◆ **EXERCISE OBJECTIVE**: Set down the data below without change, skipping the pictures it holds.

◆ **DATA FOR THIS EXERCISE**:
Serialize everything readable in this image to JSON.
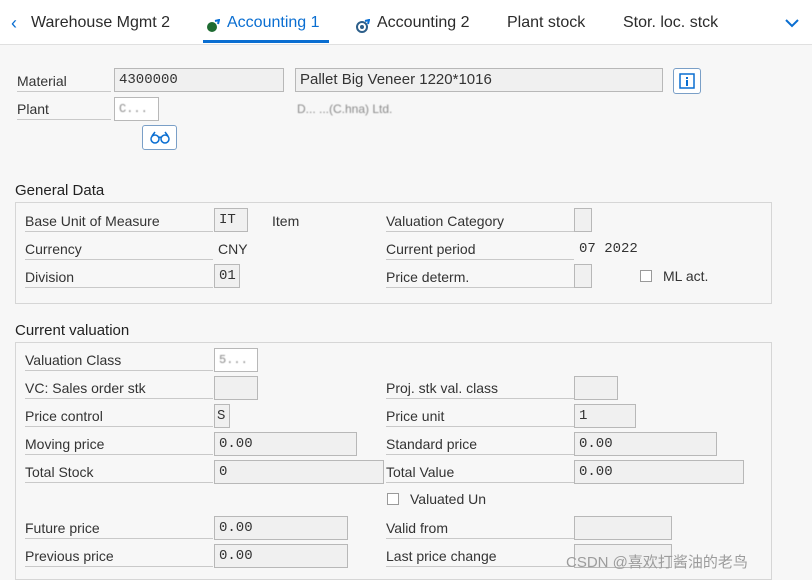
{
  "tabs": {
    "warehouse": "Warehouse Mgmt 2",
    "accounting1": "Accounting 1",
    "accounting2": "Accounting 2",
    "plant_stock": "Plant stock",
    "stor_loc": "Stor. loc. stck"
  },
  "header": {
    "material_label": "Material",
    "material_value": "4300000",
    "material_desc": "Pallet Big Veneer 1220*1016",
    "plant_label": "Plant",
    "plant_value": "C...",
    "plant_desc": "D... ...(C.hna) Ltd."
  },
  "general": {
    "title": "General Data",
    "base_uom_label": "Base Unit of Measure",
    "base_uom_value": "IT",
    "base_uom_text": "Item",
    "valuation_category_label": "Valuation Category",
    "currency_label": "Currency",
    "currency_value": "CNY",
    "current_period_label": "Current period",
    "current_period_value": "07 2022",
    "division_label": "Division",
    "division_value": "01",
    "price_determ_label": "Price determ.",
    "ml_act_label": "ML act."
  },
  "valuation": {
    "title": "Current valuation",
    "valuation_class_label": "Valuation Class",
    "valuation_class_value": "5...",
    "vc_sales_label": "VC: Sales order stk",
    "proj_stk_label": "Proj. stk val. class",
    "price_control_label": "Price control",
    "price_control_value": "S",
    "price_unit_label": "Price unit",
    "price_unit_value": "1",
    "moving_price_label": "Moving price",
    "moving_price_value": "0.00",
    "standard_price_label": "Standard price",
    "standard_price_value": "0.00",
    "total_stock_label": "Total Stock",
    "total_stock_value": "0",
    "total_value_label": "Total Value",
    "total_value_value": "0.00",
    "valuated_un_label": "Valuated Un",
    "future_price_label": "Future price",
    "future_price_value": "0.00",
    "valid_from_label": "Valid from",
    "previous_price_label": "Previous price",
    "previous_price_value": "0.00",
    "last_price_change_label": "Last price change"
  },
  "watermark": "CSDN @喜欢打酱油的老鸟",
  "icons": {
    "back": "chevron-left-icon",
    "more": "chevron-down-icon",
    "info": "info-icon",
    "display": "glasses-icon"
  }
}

◆ **RESULT BELOW**:
Serialize everything readable in this image to JSON.
{
  "tabs": {
    "warehouse": "Warehouse Mgmt 2",
    "accounting1": "Accounting 1",
    "accounting2": "Accounting 2",
    "plant_stock": "Plant stock",
    "stor_loc": "Stor. loc. stck"
  },
  "header": {
    "material_label": "Material",
    "material_value": "4300000",
    "material_desc": "Pallet Big Veneer 1220*1016",
    "plant_label": "Plant",
    "plant_value": "C...",
    "plant_desc": "D... ...(C.hna) Ltd."
  },
  "general": {
    "title": "General Data",
    "base_uom_label": "Base Unit of Measure",
    "base_uom_value": "IT",
    "base_uom_text": "Item",
    "valuation_category_label": "Valuation Category",
    "currency_label": "Currency",
    "currency_value": "CNY",
    "current_period_label": "Current period",
    "current_period_value": "07 2022",
    "division_label": "Division",
    "division_value": "01",
    "price_determ_label": "Price determ.",
    "ml_act_label": "ML act."
  },
  "valuation": {
    "title": "Current valuation",
    "valuation_class_label": "Valuation Class",
    "valuation_class_value": "5...",
    "vc_sales_label": "VC: Sales order stk",
    "proj_stk_label": "Proj. stk val. class",
    "price_control_label": "Price control",
    "price_control_value": "S",
    "price_unit_label": "Price unit",
    "price_unit_value": "1",
    "moving_price_label": "Moving price",
    "moving_price_value": "0.00",
    "standard_price_label": "Standard price",
    "standard_price_value": "0.00",
    "total_stock_label": "Total Stock",
    "total_stock_value": "0",
    "total_value_label": "Total Value",
    "total_value_value": "0.00",
    "valuated_un_label": "Valuated Un",
    "future_price_label": "Future price",
    "future_price_value": "0.00",
    "valid_from_label": "Valid from",
    "previous_price_label": "Previous price",
    "previous_price_value": "0.00",
    "last_price_change_label": "Last price change"
  },
  "watermark": "CSDN @喜欢打酱油的老鸟",
  "icons": {
    "back": "chevron-left-icon",
    "more": "chevron-down-icon",
    "info": "info-icon",
    "display": "glasses-icon"
  }
}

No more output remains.